RECORDS SHOWN.
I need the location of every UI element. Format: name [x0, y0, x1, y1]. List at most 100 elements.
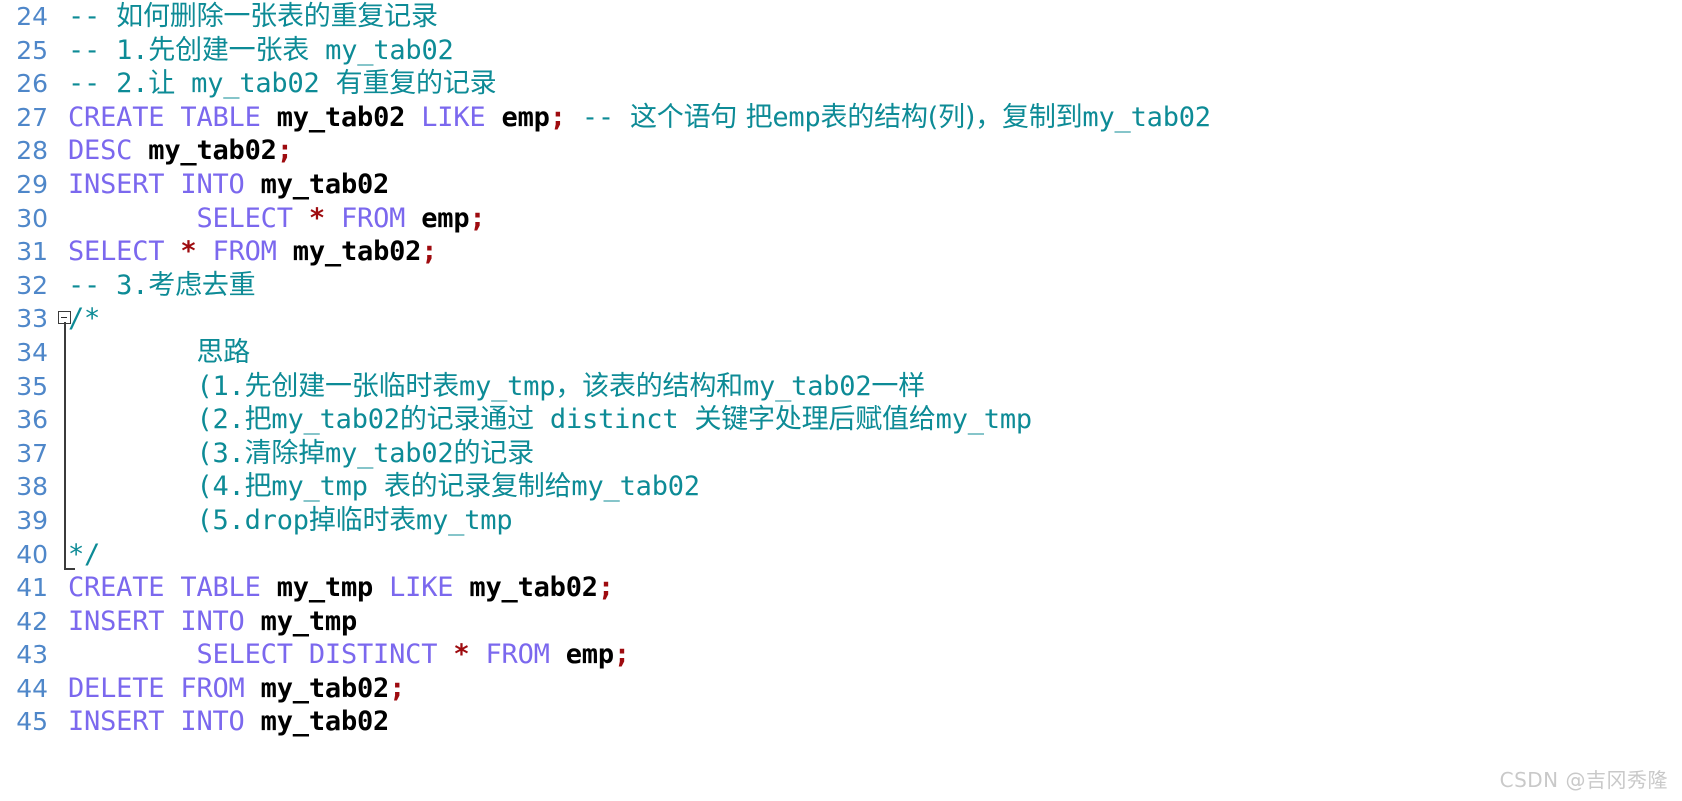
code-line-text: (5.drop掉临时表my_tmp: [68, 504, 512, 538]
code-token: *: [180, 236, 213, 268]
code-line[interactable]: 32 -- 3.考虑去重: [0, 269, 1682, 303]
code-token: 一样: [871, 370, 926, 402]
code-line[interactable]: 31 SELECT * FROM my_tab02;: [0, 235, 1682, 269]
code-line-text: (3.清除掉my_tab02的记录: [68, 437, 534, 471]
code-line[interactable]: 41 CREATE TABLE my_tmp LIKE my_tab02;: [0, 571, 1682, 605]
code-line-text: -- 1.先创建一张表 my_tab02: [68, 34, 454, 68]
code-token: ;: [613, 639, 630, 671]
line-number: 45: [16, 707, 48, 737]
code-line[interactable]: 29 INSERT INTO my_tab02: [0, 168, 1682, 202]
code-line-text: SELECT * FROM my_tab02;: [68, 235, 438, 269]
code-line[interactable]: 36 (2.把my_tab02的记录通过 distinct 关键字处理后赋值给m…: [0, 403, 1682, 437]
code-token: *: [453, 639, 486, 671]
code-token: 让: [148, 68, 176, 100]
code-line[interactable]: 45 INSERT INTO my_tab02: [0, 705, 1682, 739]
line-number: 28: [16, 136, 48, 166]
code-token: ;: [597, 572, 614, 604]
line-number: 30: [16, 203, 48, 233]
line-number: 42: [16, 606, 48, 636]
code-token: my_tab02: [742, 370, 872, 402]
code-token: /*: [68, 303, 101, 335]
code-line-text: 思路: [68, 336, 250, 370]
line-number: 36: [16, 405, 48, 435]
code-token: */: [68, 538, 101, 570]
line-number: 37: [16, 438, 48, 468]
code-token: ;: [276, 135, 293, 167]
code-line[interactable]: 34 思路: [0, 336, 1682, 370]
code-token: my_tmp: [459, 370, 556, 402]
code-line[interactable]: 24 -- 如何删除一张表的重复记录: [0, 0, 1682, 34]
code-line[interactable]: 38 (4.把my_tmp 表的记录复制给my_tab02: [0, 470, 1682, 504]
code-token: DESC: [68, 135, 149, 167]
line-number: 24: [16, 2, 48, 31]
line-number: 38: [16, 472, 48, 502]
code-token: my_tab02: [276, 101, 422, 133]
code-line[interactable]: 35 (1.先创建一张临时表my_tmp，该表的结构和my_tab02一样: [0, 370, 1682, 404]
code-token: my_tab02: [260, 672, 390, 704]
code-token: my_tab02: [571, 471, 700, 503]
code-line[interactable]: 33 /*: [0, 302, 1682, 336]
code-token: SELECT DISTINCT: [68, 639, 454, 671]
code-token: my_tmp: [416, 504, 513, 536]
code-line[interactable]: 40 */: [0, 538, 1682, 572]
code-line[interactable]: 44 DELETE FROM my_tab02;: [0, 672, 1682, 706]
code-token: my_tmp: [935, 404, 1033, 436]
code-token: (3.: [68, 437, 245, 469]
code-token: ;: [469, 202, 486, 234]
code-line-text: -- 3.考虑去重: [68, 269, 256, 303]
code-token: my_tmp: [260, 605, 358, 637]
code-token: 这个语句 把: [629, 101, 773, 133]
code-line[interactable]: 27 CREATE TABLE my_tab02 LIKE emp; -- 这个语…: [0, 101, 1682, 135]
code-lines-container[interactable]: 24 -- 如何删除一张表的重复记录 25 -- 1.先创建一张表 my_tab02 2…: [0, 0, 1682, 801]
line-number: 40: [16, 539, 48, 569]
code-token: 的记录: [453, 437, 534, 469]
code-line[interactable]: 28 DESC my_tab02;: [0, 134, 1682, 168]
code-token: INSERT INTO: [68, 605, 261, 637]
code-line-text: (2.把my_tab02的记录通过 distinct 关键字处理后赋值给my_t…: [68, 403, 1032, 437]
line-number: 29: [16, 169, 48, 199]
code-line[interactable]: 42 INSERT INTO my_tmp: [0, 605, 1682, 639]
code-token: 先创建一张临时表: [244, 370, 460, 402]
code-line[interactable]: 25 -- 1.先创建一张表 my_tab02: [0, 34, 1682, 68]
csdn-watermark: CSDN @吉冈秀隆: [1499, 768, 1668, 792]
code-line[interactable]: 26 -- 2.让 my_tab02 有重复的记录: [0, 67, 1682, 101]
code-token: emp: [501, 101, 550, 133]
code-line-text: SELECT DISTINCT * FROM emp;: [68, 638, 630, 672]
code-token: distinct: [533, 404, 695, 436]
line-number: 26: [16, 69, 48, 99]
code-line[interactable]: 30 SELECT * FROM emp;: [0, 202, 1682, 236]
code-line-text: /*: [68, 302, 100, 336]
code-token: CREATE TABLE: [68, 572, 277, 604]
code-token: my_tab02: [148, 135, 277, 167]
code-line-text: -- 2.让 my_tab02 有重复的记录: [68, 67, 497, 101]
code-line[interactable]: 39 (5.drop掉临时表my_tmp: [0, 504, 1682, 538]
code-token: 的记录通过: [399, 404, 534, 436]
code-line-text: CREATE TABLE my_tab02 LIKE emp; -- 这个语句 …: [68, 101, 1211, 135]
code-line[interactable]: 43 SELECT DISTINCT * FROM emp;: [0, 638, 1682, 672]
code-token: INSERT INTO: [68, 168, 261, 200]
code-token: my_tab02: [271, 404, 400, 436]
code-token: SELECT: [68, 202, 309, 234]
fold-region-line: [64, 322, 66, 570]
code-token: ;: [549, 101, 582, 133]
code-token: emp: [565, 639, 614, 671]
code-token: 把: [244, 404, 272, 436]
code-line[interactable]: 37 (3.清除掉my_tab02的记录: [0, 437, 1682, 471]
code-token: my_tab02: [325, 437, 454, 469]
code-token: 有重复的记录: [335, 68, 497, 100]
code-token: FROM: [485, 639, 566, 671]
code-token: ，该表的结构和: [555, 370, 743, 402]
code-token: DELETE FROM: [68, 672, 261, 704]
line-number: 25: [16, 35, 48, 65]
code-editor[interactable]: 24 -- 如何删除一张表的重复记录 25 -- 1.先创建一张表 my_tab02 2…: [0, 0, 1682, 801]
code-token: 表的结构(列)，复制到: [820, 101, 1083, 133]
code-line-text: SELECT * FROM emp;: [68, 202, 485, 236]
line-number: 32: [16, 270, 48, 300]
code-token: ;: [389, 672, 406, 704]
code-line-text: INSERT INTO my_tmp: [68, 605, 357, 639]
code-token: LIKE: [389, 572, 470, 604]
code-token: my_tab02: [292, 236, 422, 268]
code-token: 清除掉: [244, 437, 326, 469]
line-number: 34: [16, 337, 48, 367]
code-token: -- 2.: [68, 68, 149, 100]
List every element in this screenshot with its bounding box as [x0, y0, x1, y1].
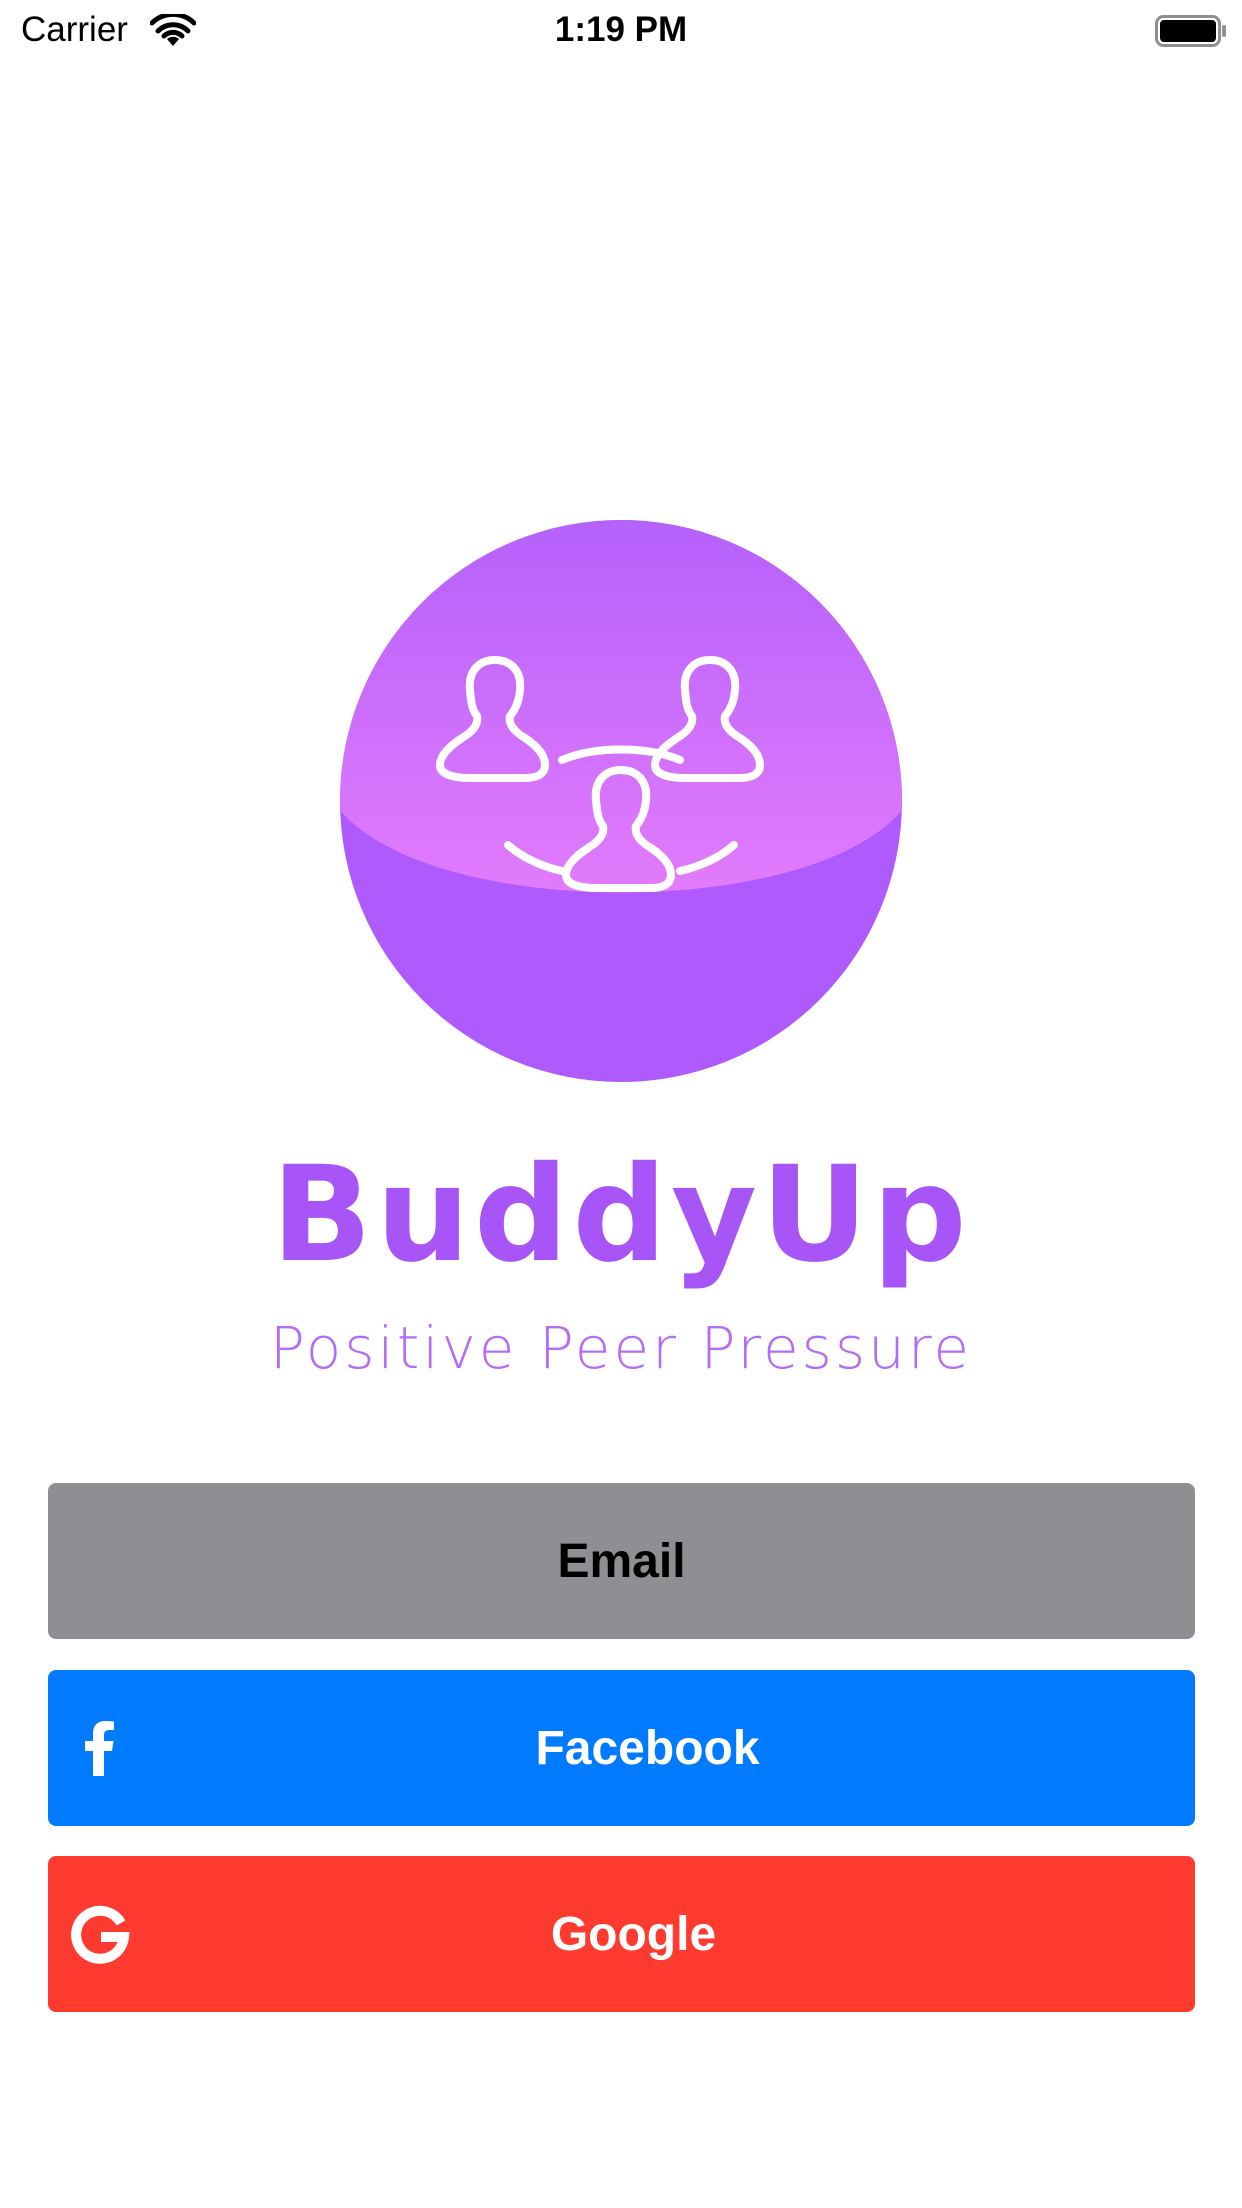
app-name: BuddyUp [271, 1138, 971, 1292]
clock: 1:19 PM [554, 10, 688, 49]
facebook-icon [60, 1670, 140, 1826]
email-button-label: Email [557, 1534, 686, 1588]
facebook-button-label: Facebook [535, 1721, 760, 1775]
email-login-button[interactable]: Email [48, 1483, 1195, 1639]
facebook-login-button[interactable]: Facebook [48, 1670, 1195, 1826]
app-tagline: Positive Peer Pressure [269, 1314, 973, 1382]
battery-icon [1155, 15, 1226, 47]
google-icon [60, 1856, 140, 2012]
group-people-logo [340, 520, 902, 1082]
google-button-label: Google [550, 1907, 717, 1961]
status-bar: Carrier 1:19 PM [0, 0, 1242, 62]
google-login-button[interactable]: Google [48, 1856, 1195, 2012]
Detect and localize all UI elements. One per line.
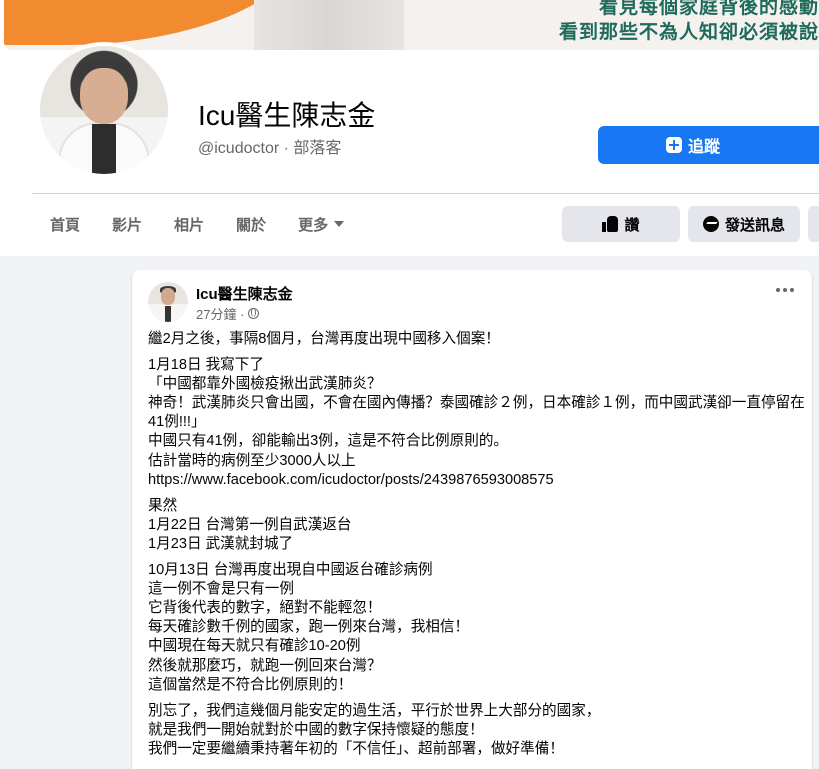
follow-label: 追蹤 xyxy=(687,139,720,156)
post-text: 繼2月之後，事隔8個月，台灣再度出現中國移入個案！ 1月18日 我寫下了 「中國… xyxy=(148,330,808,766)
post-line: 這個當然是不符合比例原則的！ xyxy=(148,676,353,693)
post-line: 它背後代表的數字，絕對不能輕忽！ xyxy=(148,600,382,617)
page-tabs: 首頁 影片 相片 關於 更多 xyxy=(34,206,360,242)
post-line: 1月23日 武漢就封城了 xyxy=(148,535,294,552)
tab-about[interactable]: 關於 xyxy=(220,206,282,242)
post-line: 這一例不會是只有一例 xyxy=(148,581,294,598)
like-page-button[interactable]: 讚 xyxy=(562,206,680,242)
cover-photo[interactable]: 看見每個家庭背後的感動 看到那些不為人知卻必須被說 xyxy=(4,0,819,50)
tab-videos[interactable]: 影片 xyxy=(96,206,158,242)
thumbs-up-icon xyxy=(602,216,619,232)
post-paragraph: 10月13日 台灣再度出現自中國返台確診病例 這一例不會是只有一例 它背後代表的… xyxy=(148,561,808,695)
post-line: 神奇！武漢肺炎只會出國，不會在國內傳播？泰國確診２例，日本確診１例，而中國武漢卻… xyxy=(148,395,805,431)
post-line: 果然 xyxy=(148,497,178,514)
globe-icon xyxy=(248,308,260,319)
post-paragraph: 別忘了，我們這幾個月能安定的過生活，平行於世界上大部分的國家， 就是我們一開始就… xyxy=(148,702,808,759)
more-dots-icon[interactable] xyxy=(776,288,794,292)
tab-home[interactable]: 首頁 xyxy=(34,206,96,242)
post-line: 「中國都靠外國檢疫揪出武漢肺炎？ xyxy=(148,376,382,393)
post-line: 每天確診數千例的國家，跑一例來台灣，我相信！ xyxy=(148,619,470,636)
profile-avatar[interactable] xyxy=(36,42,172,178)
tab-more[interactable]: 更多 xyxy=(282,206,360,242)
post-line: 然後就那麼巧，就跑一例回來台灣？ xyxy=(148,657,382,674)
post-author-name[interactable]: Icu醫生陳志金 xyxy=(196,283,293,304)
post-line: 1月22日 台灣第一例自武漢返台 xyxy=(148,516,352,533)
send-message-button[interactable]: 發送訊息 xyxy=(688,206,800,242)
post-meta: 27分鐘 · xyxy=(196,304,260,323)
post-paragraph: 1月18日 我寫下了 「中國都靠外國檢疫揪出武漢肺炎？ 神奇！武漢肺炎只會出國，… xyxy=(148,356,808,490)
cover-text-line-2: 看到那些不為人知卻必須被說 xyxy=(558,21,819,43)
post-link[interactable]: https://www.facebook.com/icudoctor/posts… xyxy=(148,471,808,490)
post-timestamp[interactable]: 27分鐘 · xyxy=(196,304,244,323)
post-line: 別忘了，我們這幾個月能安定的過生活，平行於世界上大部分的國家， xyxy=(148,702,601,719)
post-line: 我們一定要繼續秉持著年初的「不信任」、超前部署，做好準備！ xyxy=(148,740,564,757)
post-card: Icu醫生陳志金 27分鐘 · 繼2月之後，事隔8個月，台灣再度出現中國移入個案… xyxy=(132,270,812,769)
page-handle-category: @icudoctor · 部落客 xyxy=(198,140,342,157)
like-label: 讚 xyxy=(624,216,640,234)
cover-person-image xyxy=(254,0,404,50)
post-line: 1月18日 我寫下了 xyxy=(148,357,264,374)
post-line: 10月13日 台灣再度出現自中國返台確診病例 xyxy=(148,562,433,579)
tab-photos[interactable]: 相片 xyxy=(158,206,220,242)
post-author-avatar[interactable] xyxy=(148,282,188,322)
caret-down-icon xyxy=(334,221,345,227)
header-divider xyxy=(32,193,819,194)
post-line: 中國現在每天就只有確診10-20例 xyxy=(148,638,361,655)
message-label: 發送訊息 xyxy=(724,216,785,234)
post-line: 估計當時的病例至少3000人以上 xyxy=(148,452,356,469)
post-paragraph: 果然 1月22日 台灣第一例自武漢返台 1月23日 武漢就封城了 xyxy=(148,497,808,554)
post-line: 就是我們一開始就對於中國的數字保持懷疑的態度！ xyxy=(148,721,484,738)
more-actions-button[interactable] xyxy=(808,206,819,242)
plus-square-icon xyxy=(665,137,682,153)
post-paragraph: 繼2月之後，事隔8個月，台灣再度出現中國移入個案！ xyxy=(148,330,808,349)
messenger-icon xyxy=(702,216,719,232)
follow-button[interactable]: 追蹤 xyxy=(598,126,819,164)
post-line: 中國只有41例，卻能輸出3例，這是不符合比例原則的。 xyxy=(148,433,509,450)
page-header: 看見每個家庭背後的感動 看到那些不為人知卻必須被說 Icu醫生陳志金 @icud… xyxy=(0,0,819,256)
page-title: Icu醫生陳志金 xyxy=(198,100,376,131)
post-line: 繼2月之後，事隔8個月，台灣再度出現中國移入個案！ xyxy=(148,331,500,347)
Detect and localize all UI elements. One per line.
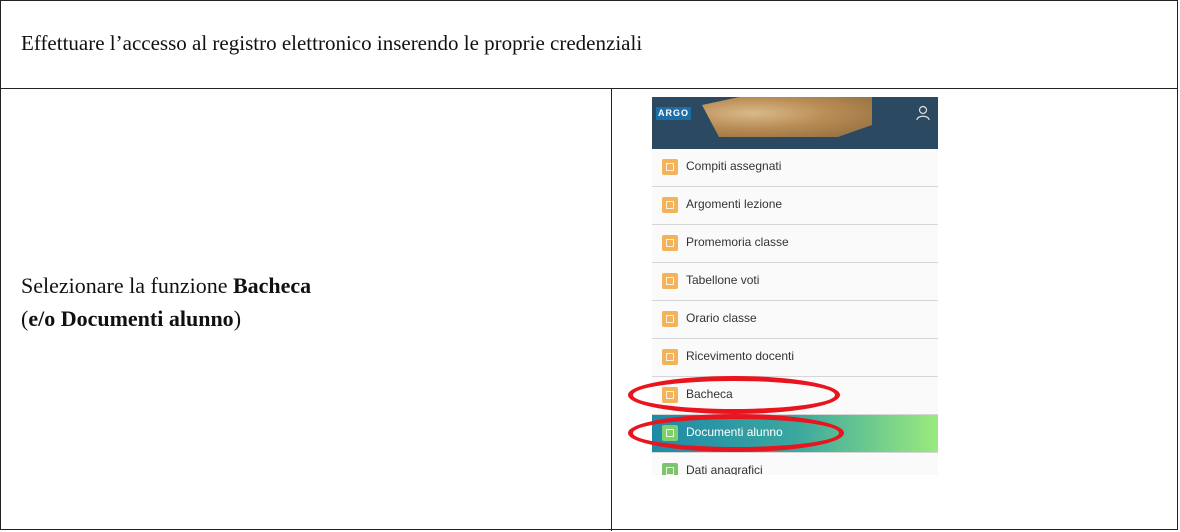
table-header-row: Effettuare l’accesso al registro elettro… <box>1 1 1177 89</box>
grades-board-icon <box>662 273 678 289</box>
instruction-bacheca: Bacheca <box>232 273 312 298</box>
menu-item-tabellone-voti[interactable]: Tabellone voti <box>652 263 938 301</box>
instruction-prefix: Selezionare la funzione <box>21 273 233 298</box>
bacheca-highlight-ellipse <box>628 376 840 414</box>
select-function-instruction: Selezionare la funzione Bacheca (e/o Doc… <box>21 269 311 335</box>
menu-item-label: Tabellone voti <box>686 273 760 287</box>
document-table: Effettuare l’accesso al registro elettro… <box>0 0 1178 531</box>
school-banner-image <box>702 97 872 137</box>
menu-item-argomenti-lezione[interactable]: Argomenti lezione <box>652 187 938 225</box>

WHAT TO DO. Return unchanged every line from the line with "app-name: BuddyUp [271, 1138, 971, 1292]" to the line with "app-tagline: Positive Peer", including both of those lines.

THE ANSWER.
app-name: BuddyUp [271, 1138, 971, 1292]
clock: 1:19 PM [554, 10, 688, 49]
facebook-icon [60, 1670, 140, 1826]
email-button-label: Email [557, 1534, 686, 1588]
facebook-button-label: Facebook [535, 1721, 760, 1775]
email-login-button[interactable]: Email [48, 1483, 1195, 1639]
facebook-login-button[interactable]: Facebook [48, 1670, 1195, 1826]
app-tagline: Positive Peer Pressure [269, 1314, 973, 1382]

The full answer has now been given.